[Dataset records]
■ ■ ■

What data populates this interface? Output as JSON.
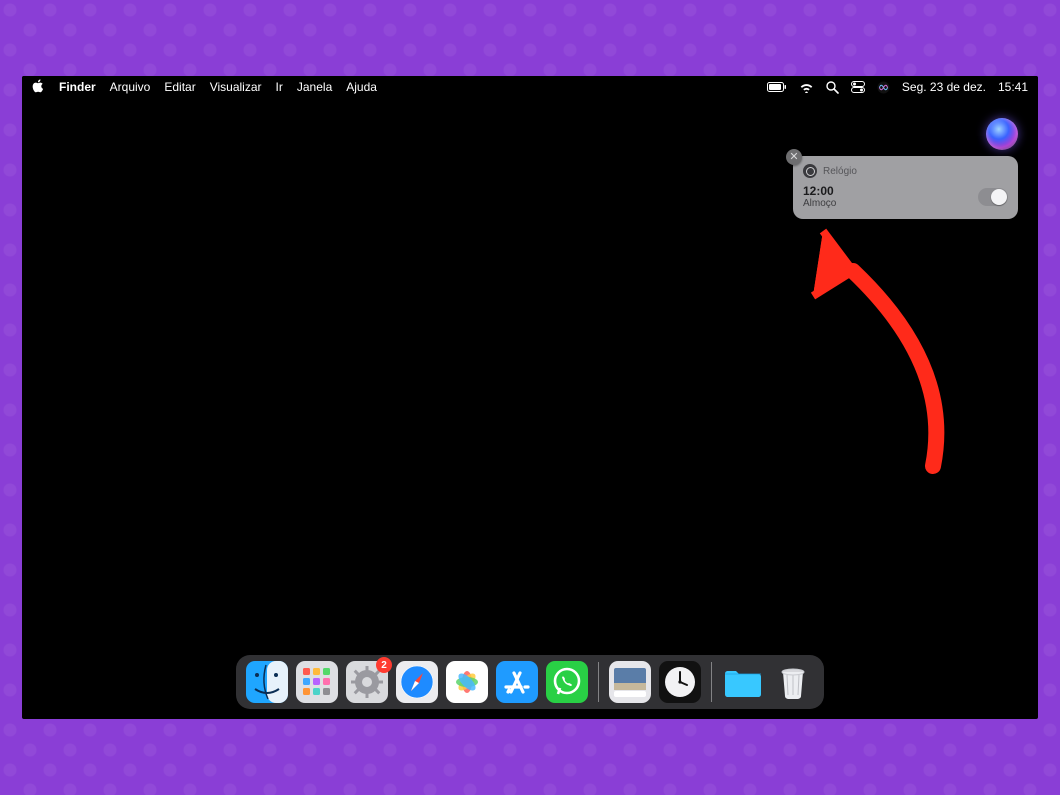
{
  "menubar": {
    "app": "Finder",
    "items": [
      "Arquivo",
      "Editar",
      "Visualizar",
      "Ir",
      "Janela",
      "Ajuda"
    ],
    "date": "Seg. 23 de dez.",
    "time": "15:41"
  },
  "notification": {
    "app": "Relógio",
    "time": "12:00",
    "subtitle": "Almoço",
    "close_glyph": "✕"
  },
  "dock": {
    "settings_badge": "2",
    "items": {
      "finder": "finder",
      "launchpad": "launchpad",
      "settings": "settings",
      "safari": "safari",
      "photos": "photos",
      "appstore": "app-store",
      "whatsapp": "whatsapp",
      "preview": "preview",
      "clock": "clock",
      "folder": "downloads-folder",
      "trash": "trash"
    }
  }
}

■ ■ ■

▶ **EXERCISE**
Return all the entries word for word, but omit any pictures they contain.

▶ **OUTPUT OF THE EXERCISE**
What data populates this interface? Output as JSON.
{
  "menubar": {
    "app": "Finder",
    "items": [
      "Arquivo",
      "Editar",
      "Visualizar",
      "Ir",
      "Janela",
      "Ajuda"
    ],
    "date": "Seg. 23 de dez.",
    "time": "15:41"
  },
  "notification": {
    "app": "Relógio",
    "time": "12:00",
    "subtitle": "Almoço",
    "close_glyph": "✕"
  },
  "dock": {
    "settings_badge": "2",
    "items": {
      "finder": "finder",
      "launchpad": "launchpad",
      "settings": "settings",
      "safari": "safari",
      "photos": "photos",
      "appstore": "app-store",
      "whatsapp": "whatsapp",
      "preview": "preview",
      "clock": "clock",
      "folder": "downloads-folder",
      "trash": "trash"
    }
  }
}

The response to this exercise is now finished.